▶ _Extracted data entries_:
━━━━━━━━━━━━━━━━

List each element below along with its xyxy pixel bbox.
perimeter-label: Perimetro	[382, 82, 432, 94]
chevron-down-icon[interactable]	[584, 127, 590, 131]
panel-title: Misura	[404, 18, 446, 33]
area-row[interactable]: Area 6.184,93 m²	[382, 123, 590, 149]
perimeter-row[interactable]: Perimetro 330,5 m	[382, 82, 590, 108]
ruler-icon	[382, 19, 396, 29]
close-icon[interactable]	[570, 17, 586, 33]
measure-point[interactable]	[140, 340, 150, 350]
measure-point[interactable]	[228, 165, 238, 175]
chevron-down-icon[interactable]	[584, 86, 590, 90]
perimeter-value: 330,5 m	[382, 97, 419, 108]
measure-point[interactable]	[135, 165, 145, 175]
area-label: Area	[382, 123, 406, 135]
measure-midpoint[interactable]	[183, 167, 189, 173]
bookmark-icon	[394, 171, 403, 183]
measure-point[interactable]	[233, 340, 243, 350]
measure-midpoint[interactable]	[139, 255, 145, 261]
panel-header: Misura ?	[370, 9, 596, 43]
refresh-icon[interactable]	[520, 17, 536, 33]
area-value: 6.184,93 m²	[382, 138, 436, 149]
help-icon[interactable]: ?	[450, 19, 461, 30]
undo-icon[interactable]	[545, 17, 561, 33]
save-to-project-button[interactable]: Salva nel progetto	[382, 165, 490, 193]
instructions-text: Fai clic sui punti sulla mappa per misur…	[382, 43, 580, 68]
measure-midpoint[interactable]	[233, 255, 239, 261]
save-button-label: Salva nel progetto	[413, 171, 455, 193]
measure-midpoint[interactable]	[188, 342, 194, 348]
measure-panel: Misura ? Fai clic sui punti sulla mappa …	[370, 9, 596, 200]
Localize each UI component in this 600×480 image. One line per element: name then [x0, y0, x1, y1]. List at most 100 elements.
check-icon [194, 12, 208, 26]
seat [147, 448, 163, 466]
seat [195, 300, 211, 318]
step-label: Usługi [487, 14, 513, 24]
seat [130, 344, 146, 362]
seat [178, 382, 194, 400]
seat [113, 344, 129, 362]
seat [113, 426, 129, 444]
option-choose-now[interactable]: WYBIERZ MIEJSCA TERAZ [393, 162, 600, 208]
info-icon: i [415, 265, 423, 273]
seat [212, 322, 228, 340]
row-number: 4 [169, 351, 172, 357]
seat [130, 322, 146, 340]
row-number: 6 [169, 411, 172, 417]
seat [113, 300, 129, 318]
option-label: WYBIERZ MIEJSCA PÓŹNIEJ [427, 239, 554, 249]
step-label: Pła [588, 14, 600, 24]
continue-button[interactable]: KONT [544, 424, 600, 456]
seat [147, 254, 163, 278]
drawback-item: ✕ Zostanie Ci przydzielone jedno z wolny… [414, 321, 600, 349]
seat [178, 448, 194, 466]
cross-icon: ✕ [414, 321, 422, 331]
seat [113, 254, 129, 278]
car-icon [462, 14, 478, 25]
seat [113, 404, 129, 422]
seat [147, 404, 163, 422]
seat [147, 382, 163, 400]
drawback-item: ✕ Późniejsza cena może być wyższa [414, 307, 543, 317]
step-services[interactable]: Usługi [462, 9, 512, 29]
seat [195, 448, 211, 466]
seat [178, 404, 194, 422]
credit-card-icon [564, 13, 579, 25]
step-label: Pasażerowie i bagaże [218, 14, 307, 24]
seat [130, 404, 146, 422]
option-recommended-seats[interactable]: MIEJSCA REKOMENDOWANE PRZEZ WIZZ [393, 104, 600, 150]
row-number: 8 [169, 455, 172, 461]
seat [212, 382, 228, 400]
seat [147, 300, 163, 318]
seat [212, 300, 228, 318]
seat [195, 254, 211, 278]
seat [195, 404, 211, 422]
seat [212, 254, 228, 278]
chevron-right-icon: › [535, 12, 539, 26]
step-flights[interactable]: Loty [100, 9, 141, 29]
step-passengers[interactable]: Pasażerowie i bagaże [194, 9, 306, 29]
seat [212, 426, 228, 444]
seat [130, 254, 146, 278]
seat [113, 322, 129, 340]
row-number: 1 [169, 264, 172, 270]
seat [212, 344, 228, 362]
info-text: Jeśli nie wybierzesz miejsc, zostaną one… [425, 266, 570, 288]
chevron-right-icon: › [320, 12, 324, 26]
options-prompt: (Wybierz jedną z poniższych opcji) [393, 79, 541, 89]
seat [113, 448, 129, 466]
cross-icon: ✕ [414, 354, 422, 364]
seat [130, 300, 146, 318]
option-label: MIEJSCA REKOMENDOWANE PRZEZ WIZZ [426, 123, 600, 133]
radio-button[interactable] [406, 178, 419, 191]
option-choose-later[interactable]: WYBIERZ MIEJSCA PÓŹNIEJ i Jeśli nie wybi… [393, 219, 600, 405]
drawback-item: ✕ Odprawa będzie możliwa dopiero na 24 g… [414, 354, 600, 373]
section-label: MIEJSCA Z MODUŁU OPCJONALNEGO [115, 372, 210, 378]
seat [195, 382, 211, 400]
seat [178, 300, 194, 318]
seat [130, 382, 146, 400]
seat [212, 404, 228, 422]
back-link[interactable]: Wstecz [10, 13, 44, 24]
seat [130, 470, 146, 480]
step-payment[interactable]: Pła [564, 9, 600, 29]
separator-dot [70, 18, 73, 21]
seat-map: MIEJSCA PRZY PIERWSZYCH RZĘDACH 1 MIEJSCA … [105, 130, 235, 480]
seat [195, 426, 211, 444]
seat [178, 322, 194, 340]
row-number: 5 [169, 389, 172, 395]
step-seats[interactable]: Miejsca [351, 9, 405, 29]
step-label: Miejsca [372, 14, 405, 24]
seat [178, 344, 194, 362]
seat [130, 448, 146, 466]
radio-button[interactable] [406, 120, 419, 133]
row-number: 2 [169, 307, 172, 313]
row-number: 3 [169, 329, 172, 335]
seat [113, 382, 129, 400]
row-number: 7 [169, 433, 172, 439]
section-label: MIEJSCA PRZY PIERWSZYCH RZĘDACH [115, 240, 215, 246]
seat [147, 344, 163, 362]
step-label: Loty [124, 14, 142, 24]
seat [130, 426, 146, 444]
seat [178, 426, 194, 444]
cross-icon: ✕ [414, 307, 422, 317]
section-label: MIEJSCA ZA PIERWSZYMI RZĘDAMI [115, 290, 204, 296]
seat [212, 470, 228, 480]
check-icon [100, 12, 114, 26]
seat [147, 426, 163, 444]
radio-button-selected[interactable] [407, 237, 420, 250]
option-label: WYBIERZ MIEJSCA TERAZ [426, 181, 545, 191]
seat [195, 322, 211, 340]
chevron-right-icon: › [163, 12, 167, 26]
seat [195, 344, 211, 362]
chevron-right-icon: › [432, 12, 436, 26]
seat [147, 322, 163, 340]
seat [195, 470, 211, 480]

━━━━━━━━━━━━━━━━

▶ _WHAT TO DO_: Format everything from the start of the items above down to the line containing "138, 436, 149]" as a numbered list, skipping any blank lines.

▶ _WORKED SOLUTION_:
1. List each element below along with its xyxy pixel bbox.
2. perimeter-label: Perimetro	[382, 82, 432, 94]
3. chevron-down-icon[interactable]	[584, 127, 590, 131]
4. panel-title: Misura	[404, 18, 446, 33]
5. area-row[interactable]: Area 6.184,93 m²	[382, 123, 590, 149]
6. perimeter-row[interactable]: Perimetro 330,5 m	[382, 82, 590, 108]
7. ruler-icon	[382, 19, 396, 29]
8. close-icon[interactable]	[570, 17, 586, 33]
9. measure-point[interactable]	[140, 340, 150, 350]
10. measure-point[interactable]	[228, 165, 238, 175]
11. chevron-down-icon[interactable]	[584, 86, 590, 90]
12. perimeter-value: 330,5 m	[382, 97, 419, 108]
13. measure-point[interactable]	[135, 165, 145, 175]
14. area-label: Area	[382, 123, 406, 135]
15. measure-midpoint[interactable]	[183, 167, 189, 173]
16. bookmark-icon	[394, 171, 403, 183]
17. measure-point[interactable]	[233, 340, 243, 350]
18. measure-midpoint[interactable]	[139, 255, 145, 261]
19. panel-header: Misura ?	[370, 9, 596, 43]
20. refresh-icon[interactable]	[520, 17, 536, 33]
21. area-value: 6.184,93 m²	[382, 138, 436, 149]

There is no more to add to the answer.